**Task details:**
Identify every line in the records below that contains the word "Home", and copy each of those lines.
***** Given data *****
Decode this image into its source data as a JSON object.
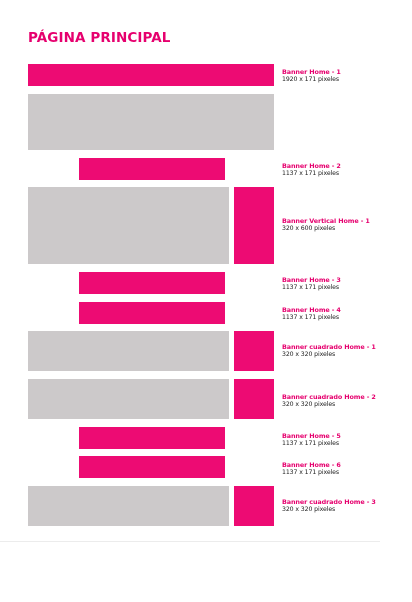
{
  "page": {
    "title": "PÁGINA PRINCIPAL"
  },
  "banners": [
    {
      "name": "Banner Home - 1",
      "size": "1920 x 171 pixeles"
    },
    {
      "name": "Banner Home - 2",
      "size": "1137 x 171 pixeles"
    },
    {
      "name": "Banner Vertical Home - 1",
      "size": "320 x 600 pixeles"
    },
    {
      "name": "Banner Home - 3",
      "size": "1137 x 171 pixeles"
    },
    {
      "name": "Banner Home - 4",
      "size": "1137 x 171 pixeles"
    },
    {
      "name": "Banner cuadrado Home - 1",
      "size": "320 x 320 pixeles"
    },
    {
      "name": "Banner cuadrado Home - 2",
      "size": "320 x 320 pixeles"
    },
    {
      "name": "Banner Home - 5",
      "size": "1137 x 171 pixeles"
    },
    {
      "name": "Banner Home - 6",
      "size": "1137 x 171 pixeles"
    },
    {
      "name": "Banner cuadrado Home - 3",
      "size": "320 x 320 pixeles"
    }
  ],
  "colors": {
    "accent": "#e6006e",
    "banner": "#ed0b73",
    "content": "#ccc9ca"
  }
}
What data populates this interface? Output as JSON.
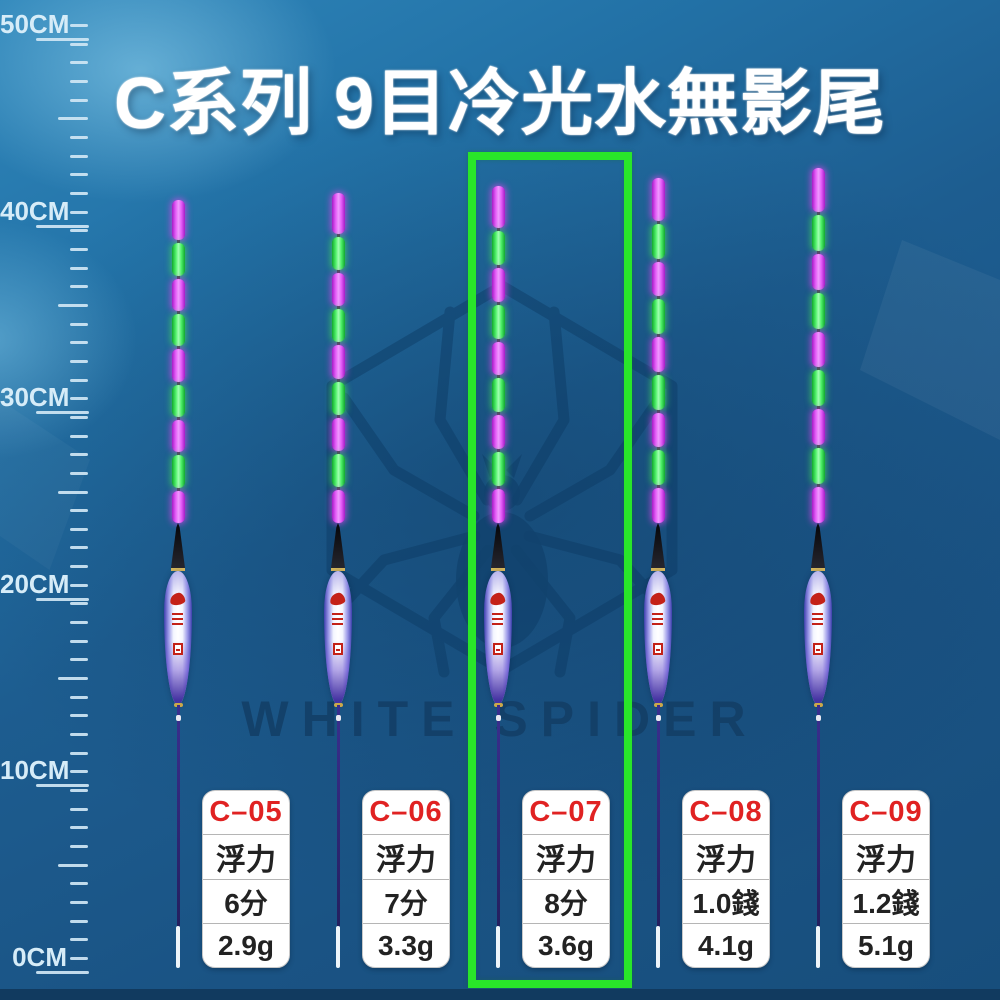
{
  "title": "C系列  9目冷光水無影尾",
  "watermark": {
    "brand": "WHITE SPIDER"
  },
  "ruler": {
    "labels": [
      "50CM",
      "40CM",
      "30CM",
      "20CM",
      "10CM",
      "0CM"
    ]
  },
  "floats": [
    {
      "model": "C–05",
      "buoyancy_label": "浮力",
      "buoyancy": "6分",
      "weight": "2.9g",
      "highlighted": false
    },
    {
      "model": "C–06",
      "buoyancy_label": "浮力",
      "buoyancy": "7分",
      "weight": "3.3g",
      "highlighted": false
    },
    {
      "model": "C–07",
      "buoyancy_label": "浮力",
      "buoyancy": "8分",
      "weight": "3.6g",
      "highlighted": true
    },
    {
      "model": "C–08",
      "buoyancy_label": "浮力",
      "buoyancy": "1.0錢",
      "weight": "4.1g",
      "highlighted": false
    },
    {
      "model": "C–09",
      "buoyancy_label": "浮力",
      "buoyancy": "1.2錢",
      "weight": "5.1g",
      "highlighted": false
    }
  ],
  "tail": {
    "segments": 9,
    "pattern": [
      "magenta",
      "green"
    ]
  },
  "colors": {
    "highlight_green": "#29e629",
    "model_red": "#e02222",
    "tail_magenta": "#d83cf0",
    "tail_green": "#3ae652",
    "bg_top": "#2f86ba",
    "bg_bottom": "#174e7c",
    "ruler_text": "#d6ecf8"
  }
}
*****
***** Given data *****
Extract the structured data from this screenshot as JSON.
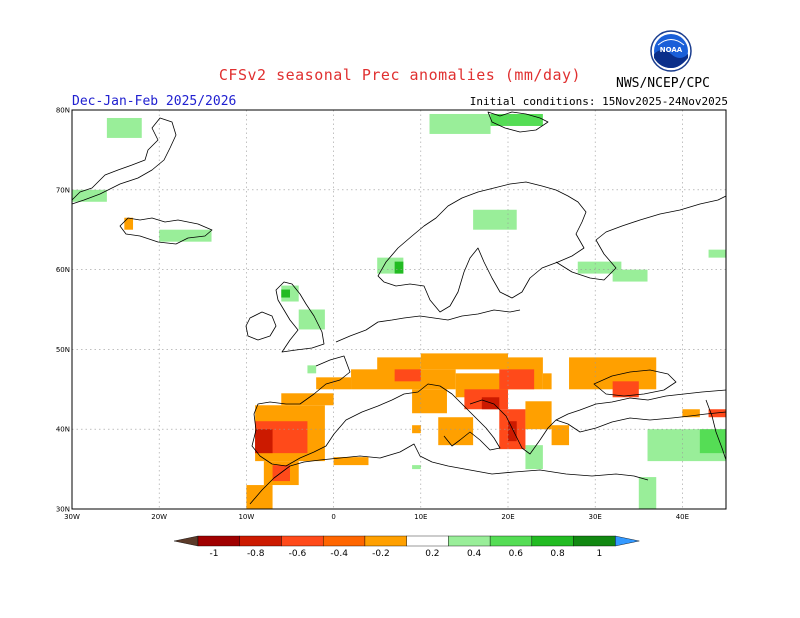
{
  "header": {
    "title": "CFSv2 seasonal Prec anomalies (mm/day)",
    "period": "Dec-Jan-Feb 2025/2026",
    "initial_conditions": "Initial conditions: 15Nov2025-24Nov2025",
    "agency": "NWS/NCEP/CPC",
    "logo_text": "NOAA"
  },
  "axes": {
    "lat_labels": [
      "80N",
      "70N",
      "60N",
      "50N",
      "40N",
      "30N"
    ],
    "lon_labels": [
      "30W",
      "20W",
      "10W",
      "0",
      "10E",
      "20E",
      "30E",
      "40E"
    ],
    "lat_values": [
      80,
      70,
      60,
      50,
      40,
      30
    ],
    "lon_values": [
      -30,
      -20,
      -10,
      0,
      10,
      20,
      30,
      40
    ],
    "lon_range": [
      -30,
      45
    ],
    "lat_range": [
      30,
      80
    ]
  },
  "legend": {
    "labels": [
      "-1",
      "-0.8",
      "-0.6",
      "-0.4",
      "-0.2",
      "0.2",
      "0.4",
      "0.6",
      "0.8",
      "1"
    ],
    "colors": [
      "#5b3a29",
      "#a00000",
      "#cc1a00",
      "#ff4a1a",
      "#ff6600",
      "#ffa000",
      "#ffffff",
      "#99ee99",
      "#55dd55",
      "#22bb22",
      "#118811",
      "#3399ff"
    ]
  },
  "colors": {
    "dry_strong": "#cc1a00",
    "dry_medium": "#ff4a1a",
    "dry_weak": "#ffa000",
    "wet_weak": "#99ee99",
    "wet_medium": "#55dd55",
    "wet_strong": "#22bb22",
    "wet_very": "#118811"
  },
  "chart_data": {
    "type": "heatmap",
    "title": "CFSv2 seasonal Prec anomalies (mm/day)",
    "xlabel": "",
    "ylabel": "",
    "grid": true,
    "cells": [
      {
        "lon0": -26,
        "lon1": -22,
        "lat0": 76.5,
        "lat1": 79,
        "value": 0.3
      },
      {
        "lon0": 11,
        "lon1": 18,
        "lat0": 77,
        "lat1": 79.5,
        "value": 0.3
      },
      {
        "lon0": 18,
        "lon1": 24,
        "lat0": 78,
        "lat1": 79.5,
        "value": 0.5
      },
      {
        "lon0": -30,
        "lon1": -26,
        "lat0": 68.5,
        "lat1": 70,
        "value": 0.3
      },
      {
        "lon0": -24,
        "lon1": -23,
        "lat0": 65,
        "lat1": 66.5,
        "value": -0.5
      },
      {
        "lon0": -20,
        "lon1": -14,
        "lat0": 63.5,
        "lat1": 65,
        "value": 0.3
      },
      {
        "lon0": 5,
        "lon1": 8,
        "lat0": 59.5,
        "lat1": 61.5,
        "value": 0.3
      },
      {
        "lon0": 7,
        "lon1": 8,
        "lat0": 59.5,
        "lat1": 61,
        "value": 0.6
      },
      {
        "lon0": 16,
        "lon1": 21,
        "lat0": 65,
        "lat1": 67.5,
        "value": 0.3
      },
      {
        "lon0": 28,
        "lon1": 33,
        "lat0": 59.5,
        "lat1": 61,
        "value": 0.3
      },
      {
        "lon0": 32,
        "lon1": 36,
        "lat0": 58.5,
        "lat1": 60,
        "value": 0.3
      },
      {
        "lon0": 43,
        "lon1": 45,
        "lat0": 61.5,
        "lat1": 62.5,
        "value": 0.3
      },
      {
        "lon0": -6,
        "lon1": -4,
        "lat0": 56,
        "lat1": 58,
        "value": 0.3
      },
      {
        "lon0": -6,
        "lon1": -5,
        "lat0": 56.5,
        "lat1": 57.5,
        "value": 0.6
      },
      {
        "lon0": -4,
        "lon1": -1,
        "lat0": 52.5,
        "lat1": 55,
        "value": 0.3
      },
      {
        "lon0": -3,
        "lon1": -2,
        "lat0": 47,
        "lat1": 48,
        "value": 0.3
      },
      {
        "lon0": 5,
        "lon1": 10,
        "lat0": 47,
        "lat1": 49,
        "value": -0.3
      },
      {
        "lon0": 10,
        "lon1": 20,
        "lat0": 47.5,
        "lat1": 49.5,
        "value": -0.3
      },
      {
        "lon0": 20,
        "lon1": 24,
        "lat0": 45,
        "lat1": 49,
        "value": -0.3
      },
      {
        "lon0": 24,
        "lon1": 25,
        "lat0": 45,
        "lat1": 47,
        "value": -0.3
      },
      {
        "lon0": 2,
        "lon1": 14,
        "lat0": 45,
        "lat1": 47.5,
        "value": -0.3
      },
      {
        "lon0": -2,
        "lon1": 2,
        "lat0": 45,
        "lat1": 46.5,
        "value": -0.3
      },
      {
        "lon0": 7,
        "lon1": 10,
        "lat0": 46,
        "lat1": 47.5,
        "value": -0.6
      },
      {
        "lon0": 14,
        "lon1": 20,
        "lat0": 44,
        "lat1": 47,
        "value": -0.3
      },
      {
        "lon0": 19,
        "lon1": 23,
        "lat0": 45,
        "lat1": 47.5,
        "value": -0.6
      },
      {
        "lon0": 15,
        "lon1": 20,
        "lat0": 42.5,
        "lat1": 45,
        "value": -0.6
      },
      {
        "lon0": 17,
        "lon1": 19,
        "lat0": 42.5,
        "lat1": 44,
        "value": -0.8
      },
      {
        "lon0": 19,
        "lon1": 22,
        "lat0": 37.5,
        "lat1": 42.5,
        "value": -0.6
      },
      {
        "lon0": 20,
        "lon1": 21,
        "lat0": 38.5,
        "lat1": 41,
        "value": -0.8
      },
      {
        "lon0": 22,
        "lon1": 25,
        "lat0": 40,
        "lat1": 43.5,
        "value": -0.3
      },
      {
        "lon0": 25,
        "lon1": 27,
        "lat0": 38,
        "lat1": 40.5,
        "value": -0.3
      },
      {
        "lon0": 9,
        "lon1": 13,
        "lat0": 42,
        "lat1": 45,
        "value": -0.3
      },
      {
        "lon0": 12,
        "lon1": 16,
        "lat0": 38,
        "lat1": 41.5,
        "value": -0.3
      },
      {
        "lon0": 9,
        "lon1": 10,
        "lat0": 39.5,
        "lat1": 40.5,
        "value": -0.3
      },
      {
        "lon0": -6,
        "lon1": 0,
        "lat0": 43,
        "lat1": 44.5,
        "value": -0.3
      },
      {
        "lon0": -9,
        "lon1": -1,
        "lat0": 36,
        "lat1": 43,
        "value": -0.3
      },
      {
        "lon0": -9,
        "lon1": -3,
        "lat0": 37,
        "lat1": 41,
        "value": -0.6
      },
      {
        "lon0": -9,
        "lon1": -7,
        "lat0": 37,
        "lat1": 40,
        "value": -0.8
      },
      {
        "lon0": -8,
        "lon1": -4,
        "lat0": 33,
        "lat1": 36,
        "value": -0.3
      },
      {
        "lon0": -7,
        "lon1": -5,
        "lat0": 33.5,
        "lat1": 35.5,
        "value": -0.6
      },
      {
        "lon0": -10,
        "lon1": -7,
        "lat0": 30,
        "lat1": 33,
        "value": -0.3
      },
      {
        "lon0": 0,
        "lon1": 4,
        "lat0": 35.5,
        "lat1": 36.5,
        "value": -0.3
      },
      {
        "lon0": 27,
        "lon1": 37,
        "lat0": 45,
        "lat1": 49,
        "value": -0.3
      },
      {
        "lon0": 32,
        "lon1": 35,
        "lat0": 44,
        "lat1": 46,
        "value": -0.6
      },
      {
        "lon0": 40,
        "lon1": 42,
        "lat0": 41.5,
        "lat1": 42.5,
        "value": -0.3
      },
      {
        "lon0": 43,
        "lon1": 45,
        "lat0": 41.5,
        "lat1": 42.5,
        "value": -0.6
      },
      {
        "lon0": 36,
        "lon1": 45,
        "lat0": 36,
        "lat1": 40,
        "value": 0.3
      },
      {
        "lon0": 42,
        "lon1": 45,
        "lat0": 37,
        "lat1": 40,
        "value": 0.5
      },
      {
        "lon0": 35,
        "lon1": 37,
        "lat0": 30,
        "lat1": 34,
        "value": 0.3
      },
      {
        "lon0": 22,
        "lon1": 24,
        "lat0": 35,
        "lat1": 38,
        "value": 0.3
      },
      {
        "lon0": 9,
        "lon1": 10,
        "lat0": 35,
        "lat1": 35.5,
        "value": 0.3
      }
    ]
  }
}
*****
***** Given data *****
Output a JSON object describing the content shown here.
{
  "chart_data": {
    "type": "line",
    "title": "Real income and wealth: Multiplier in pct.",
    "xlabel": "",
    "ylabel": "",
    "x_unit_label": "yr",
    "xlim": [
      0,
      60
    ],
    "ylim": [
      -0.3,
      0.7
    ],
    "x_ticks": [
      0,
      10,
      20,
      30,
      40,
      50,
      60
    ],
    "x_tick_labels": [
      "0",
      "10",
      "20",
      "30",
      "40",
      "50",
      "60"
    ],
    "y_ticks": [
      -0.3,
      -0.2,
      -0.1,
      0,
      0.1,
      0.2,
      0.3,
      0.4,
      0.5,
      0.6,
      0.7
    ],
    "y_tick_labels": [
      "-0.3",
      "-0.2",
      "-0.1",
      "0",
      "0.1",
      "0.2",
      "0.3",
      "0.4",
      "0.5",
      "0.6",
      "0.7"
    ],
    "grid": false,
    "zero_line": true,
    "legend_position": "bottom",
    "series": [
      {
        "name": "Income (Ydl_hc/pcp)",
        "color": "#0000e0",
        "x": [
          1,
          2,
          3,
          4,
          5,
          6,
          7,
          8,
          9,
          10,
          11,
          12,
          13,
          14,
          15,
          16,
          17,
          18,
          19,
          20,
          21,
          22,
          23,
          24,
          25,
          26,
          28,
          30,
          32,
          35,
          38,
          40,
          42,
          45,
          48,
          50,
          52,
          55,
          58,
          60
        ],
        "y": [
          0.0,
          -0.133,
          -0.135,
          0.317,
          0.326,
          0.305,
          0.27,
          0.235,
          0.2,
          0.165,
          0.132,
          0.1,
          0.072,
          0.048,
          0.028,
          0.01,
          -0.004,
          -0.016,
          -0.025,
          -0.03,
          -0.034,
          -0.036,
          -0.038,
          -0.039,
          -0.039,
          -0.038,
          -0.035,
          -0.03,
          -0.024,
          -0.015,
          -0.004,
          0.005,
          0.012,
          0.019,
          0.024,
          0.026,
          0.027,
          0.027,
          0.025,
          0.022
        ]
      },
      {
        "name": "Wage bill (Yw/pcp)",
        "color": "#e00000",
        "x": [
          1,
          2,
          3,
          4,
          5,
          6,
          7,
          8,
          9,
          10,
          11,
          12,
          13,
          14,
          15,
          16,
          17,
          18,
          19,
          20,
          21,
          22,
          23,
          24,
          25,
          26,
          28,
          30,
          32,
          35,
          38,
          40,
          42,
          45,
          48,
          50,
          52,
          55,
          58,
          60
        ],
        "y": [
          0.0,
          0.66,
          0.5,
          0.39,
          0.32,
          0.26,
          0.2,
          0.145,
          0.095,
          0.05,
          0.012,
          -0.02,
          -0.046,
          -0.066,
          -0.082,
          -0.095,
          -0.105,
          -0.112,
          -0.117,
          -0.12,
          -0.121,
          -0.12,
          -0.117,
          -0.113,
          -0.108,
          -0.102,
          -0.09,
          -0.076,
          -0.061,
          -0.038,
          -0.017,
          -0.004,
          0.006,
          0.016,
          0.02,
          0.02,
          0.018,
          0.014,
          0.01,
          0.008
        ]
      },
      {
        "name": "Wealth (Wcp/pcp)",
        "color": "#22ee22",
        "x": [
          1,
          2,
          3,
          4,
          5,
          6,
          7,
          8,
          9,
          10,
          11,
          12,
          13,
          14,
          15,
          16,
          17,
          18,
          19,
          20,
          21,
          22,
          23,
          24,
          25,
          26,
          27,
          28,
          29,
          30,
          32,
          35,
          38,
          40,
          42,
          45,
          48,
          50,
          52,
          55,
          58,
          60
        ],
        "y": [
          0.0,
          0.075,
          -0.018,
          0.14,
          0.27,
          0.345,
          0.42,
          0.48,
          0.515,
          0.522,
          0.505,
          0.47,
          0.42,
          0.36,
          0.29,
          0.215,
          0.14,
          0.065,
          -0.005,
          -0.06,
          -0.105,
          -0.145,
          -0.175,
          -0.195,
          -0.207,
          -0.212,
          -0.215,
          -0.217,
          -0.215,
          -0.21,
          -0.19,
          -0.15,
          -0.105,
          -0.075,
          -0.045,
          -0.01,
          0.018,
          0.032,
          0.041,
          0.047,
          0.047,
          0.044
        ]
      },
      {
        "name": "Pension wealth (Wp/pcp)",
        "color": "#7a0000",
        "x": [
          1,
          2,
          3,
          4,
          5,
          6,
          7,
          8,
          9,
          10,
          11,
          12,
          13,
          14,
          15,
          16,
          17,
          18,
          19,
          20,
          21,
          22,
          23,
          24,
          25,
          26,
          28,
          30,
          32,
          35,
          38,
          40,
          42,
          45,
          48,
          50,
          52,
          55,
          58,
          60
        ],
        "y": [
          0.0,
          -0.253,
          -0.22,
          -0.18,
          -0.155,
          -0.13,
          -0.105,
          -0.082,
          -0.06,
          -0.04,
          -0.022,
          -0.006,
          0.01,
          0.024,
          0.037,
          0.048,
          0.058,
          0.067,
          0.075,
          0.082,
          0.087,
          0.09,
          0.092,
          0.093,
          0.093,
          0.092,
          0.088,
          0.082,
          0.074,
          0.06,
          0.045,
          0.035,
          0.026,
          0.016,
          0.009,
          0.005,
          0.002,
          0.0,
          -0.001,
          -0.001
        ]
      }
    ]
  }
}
*****
**Correct result:**
      "name": "Banner Home - 1",
      "name": "Banner Home - 2",
      "name": "Banner Vertical Home - 1",
      "name": "Banner Home - 3",
      "name": "Banner Home - 4",
      "name": "Banner cuadrado Home - 1",
      "name": "Banner cuadrado Home - 2",
      "name": "Banner Home - 5",
      "name": "Banner Home - 6",
      "name": "Banner cuadrado Home - 3",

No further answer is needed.